>> Start

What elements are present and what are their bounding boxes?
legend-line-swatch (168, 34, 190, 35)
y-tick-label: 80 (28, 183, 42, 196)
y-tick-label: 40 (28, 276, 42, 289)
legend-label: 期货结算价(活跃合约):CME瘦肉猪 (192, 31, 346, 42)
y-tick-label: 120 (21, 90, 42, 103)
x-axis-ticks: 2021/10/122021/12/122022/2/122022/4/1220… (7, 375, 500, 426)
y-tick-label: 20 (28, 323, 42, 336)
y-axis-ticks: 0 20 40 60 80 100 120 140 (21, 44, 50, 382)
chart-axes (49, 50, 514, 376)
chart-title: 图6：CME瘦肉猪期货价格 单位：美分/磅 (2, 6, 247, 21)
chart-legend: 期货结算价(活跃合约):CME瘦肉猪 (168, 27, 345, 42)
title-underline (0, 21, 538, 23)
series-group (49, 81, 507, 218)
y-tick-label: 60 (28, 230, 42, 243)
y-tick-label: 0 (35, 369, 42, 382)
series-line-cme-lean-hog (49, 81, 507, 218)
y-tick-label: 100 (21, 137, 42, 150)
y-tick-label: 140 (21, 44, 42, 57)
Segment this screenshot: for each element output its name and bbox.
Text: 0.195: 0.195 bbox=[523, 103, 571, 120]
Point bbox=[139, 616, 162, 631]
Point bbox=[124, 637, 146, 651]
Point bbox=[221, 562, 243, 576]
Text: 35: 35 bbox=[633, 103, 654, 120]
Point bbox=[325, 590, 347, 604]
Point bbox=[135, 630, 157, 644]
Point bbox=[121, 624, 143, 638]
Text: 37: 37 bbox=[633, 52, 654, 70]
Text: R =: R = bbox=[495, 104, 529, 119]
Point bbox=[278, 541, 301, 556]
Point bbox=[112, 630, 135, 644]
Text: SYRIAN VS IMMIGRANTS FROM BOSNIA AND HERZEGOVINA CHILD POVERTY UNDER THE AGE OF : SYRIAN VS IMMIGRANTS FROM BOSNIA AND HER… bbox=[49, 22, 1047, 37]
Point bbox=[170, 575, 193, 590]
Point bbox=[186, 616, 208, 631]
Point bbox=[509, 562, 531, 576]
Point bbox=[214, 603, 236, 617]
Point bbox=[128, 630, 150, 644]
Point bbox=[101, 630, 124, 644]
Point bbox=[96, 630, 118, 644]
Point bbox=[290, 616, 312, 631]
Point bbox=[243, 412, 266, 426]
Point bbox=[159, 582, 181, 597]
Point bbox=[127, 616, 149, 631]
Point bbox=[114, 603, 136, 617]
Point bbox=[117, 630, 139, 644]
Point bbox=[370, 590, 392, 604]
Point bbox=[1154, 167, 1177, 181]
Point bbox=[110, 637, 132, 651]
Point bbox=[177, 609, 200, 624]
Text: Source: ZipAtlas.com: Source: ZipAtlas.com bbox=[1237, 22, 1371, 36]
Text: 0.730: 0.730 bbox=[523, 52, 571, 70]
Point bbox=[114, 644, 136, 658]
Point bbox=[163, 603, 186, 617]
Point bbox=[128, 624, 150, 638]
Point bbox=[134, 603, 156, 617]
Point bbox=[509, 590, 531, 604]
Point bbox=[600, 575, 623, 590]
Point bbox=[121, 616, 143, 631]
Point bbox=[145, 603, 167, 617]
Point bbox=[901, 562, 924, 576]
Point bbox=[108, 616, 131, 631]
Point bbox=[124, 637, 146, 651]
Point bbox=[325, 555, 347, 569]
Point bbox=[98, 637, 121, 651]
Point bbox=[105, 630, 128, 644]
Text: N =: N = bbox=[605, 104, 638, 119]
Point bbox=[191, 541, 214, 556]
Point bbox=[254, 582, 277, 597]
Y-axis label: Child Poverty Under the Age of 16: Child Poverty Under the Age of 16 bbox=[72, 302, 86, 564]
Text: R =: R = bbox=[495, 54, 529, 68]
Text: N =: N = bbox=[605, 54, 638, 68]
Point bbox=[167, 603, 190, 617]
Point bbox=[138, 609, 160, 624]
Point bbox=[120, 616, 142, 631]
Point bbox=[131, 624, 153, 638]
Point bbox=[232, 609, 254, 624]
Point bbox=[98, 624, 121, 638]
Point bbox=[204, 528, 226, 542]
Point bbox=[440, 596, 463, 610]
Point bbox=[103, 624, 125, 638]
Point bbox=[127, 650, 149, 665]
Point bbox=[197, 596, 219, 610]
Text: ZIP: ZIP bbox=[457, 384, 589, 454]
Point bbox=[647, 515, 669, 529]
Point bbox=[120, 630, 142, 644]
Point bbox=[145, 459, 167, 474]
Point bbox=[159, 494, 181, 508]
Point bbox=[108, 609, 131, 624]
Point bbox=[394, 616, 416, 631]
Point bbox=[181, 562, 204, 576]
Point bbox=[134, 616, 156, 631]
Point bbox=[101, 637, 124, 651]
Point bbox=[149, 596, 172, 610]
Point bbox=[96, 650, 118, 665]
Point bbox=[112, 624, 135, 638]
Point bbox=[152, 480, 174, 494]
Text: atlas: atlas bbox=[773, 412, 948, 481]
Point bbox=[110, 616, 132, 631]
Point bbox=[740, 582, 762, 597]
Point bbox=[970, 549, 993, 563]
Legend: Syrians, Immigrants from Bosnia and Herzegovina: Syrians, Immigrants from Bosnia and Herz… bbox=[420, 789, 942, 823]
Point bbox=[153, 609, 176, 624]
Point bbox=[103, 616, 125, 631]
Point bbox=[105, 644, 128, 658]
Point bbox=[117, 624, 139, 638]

>> End

Your task =>
Copy the rows above word for word, starting with the very first line and ending with the line that contains "y-tick-label: 20 (28, 323, 42, 336)", including that line.

Correct answer =>
What elements are present and what are their bounding boxes?
legend-line-swatch (168, 34, 190, 35)
y-tick-label: 80 (28, 183, 42, 196)
y-tick-label: 40 (28, 276, 42, 289)
legend-label: 期货结算价(活跃合约):CME瘦肉猪 (192, 31, 346, 42)
y-tick-label: 120 (21, 90, 42, 103)
x-axis-ticks: 2021/10/122021/12/122022/2/122022/4/1220… (7, 375, 500, 426)
y-tick-label: 20 (28, 323, 42, 336)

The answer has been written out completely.